Work to complete:
Scan the entries below and count the lines holding the string "Угловые". Supply only the number.
━━━━━━━━━━
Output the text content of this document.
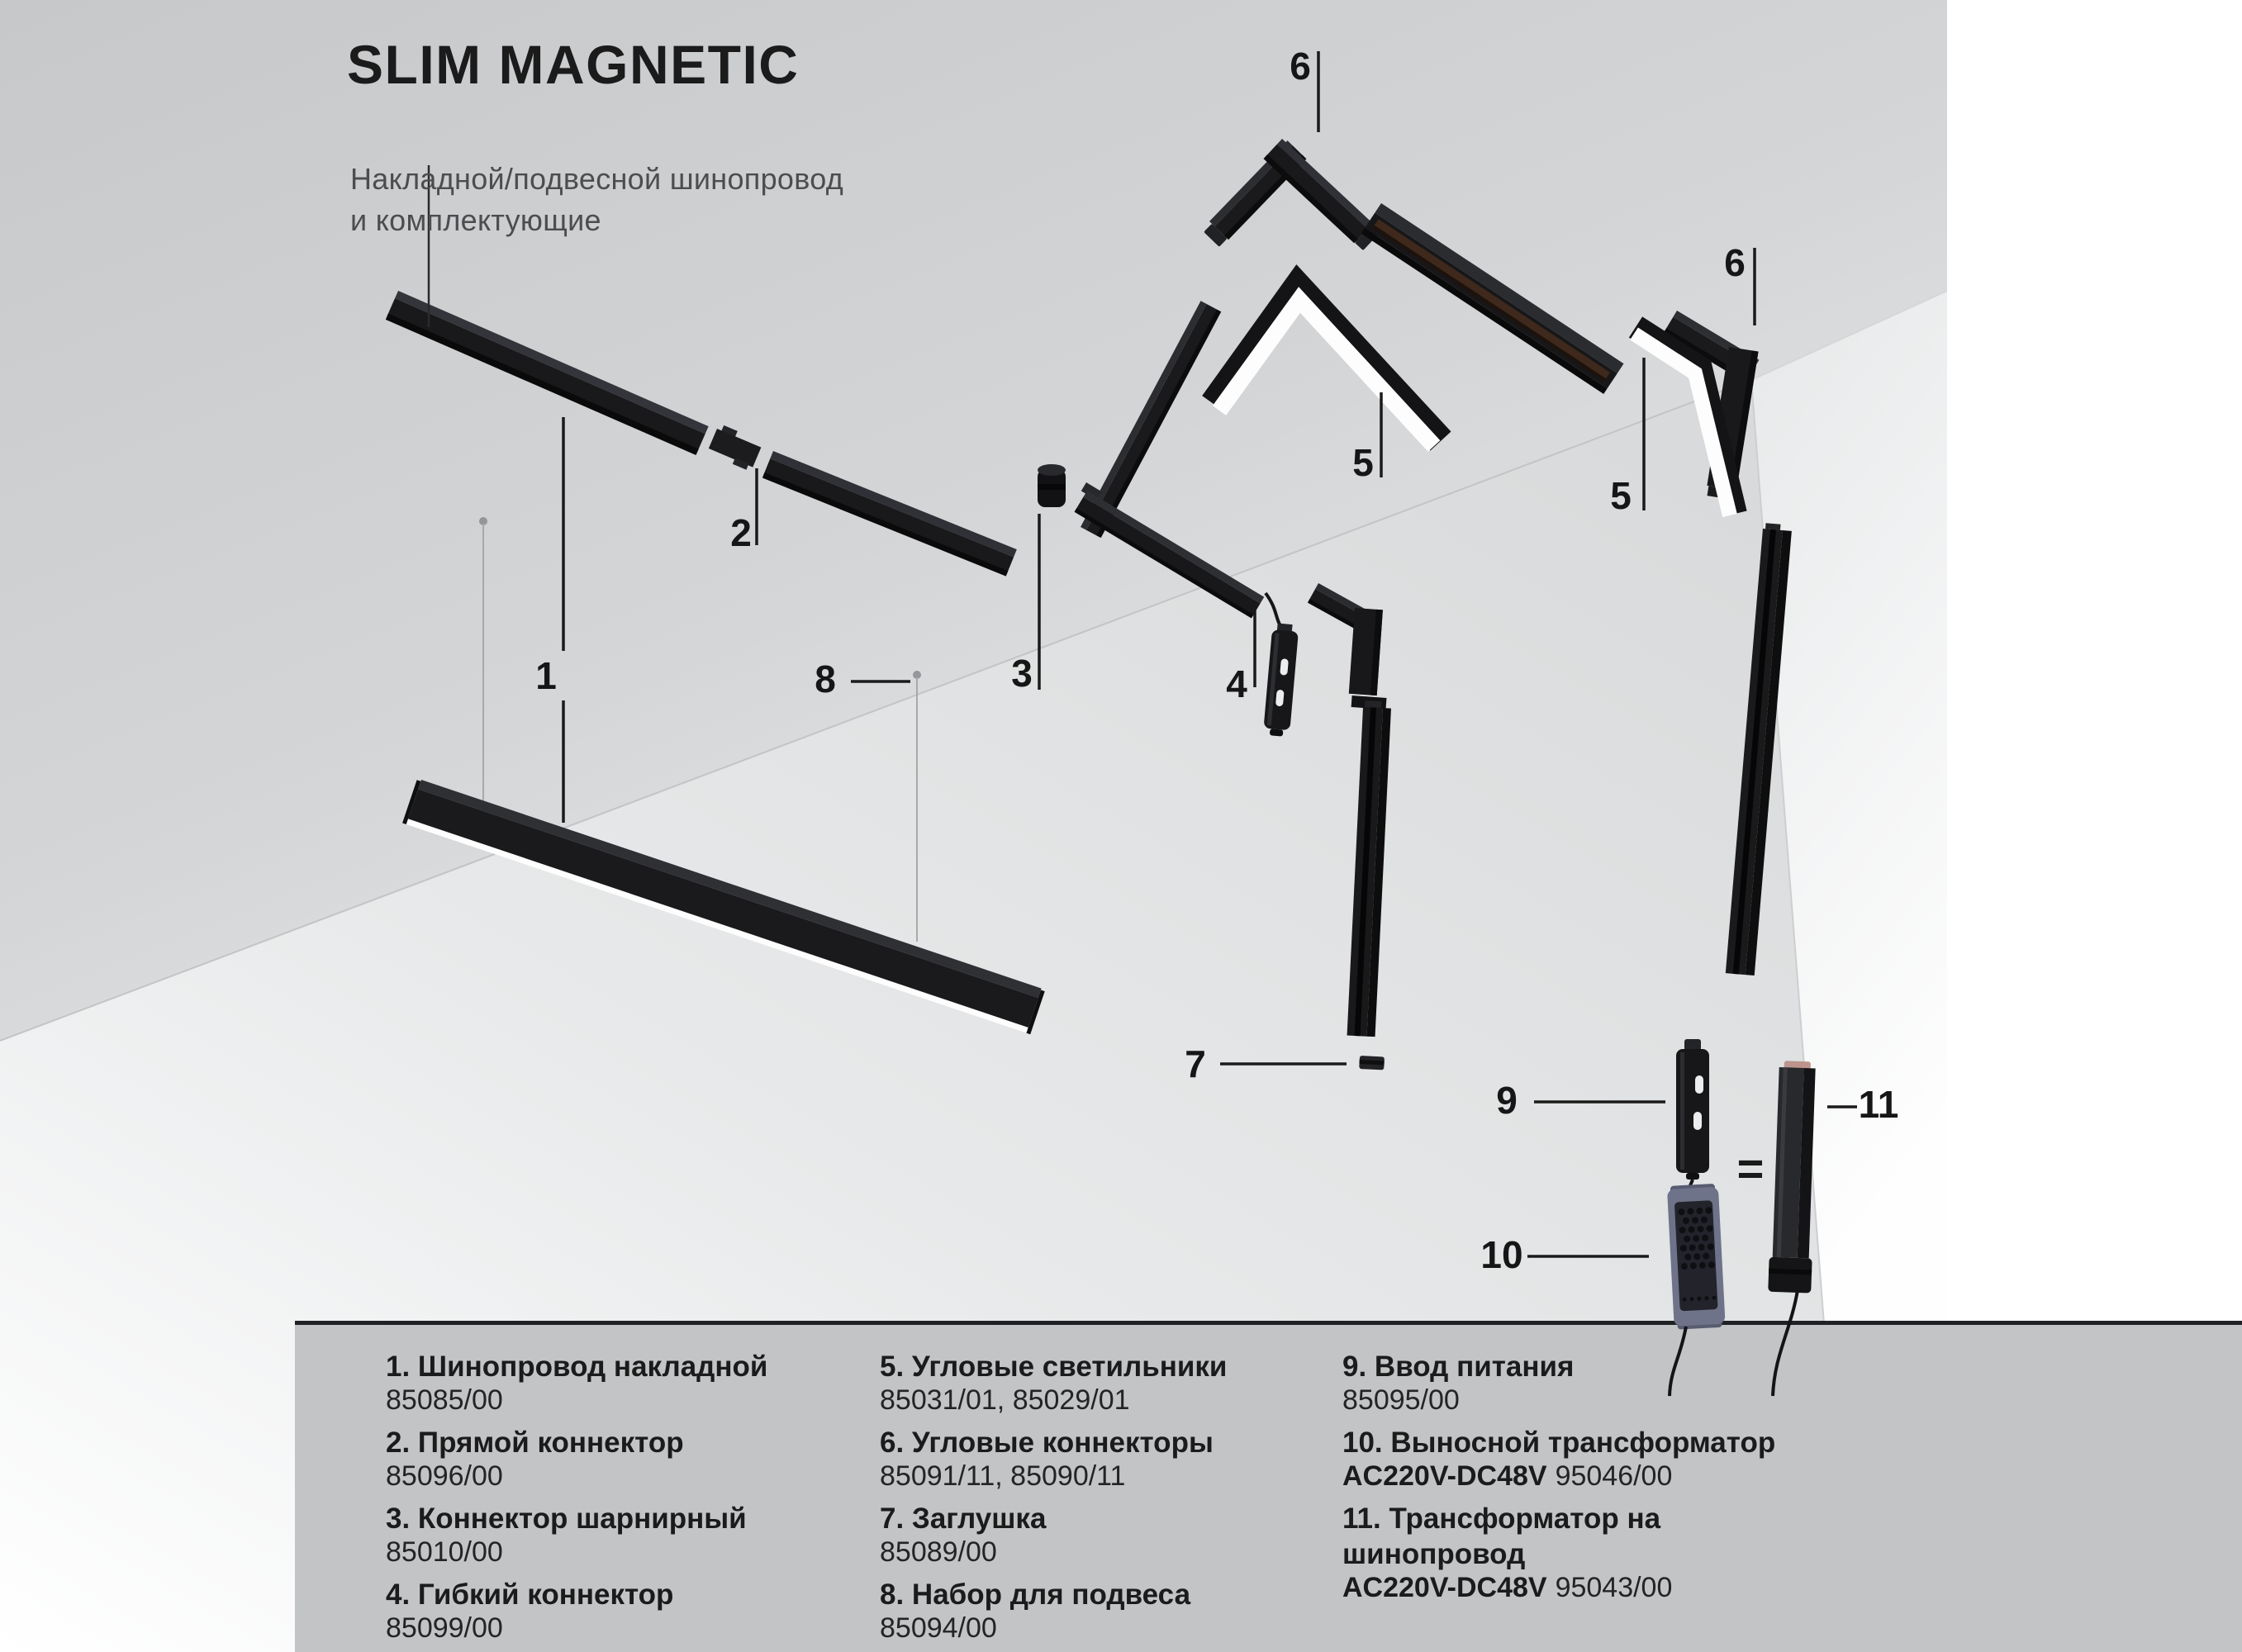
SLIM MAGNETIC
Накладной/подвесной шинопровод
и комплектующие
1
2
3	4
5
5
6
6
7
8
9
10
11
=
1. Шинопровод накладной
85085/00
2. Прямой коннектор
85096/00
3. Коннектор шарнирный
85010/00
4. Гибкий коннектор
85099/00
5. Угловые светильники
85031/01, 85029/01
6. Угловые коннекторы
85091/11, 85090/11
7. Заглушка
85089/00
8. Набор для подвеса
85094/00
9. Ввод питания
85095/00
10. Выносной трансформатор
AC220V-DC48V 95046/00
11. Трансформатор на шинопровод
AC220V-DC48V 95043/00
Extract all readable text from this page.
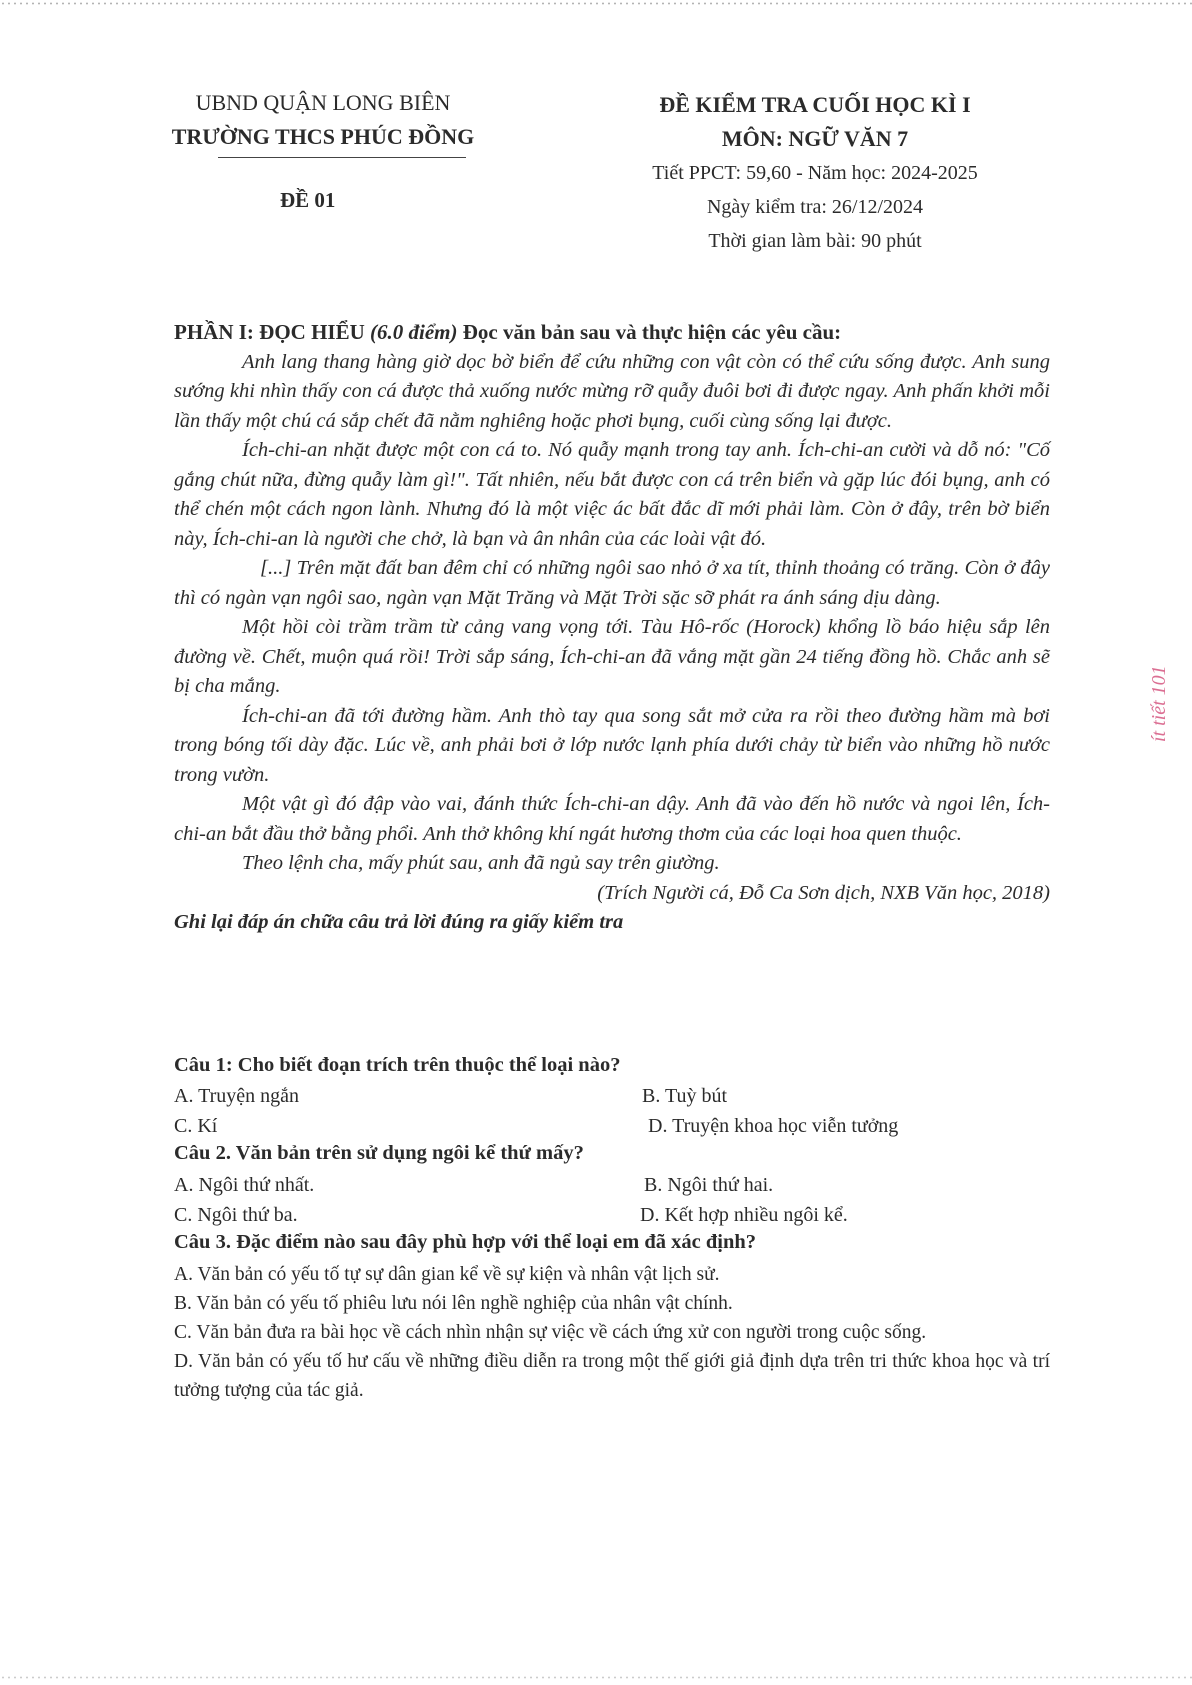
UBND QUẬN LONG BIÊN
TRƯỜNG THCS PHÚC ĐỒNG
ĐỀ 01
ĐỀ KIỂM TRA CUỐI HỌC KÌ I
MÔN: NGỮ VĂN 7
Tiết PPCT: 59,60 - Năm học: 2024-2025
Ngày kiểm tra: 26/12/2024
Thời gian làm bài: 90 phút

PHẦN I: ĐỌC HIỂU (6.0 điểm) Đọc văn bản sau và thực hiện các yêu cầu:

Anh lang thang hàng giờ dọc bờ biển để cứu những con vật còn có thể cứu sống được. Anh sung sướng khi nhìn thấy con cá được thả xuống nước mừng rỡ quẫy đuôi bơi đi được ngay. Anh phấn khởi mỗi lần thấy một chú cá sắp chết đã nằm nghiêng hoặc phơi bụng, cuối cùng sống lại được.

Ích-chi-an nhặt được một con cá to. Nó quẫy mạnh trong tay anh. Ích-chi-an cười và dỗ nó: "Cố gắng chút nữa, đừng quẫy làm gì!". Tất nhiên, nếu bắt được con cá trên biển và gặp lúc đói bụng, anh có thể chén một cách ngon lành. Nhưng đó là một việc ác bất đắc dĩ mới phải làm. Còn ở đây, trên bờ biển này, Ích-chi-an là người che chở, là bạn và ân nhân của các loài vật đó.

[...] Trên mặt đất ban đêm chỉ có những ngôi sao nhỏ ở xa tít, thỉnh thoảng có trăng. Còn ở đây thì có ngàn vạn ngôi sao, ngàn vạn Mặt Trăng và Mặt Trời sặc sỡ phát ra ánh sáng dịu dàng.

Một hồi còi trầm trầm từ cảng vang vọng tới. Tàu Hô-rốc (Horock) khổng lồ báo hiệu sắp lên đường về. Chết, muộn quá rồi! Trời sắp sáng, Ích-chi-an đã vắng mặt gần 24 tiếng đồng hồ. Chắc anh sẽ bị cha mắng.

Ích-chi-an đã tới đường hầm. Anh thò tay qua song sắt mở cửa ra rồi theo đường hầm mà bơi trong bóng tối dày đặc. Lúc về, anh phải bơi ở lớp nước lạnh phía dưới chảy từ biển vào những hồ nước trong vườn.

Một vật gì đó đập vào vai, đánh thức Ích-chi-an dậy. Anh đã vào đến hồ nước và ngoi lên, Ích-chi-an bắt đầu thở bằng phổi. Anh thở không khí ngát hương thơm của các loại hoa quen thuộc.

Theo lệnh cha, mấy phút sau, anh đã ngủ say trên giường.

(Trích Người cá, Đỗ Ca Sơn dịch, NXB Văn học, 2018)

Ghi lại đáp án chữa câu trả lời đúng ra giấy kiểm tra

Câu 1: Cho biết đoạn trích trên thuộc thể loại nào?
A. Truyện ngắn	B. Tuỳ bút
C. Kí	D. Truyện khoa học viễn tưởng
Câu 2. Văn bản trên sử dụng ngôi kể thứ mấy?
A. Ngôi thứ nhất.	B. Ngôi thứ hai.
C. Ngôi thứ ba.	D. Kết hợp nhiều ngôi kể.
Câu 3. Đặc điểm nào sau đây phù hợp với thể loại em đã xác định?

A. Văn bản có yếu tố tự sự dân gian kể về sự kiện và nhân vật lịch sử.

B. Văn bản có yếu tố phiêu lưu nói lên nghề nghiệp của nhân vật chính.

C. Văn bản đưa ra bài học về cách nhìn nhận sự việc về cách ứng xử con người trong cuộc sống.

D. Văn bản có yếu tố hư cấu về những điều diễn ra trong một thế giới giả định dựa trên tri thức khoa học và trí tưởng tượng của tác giả.

ít tiết 101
━━━━━━━━━━
Output:
2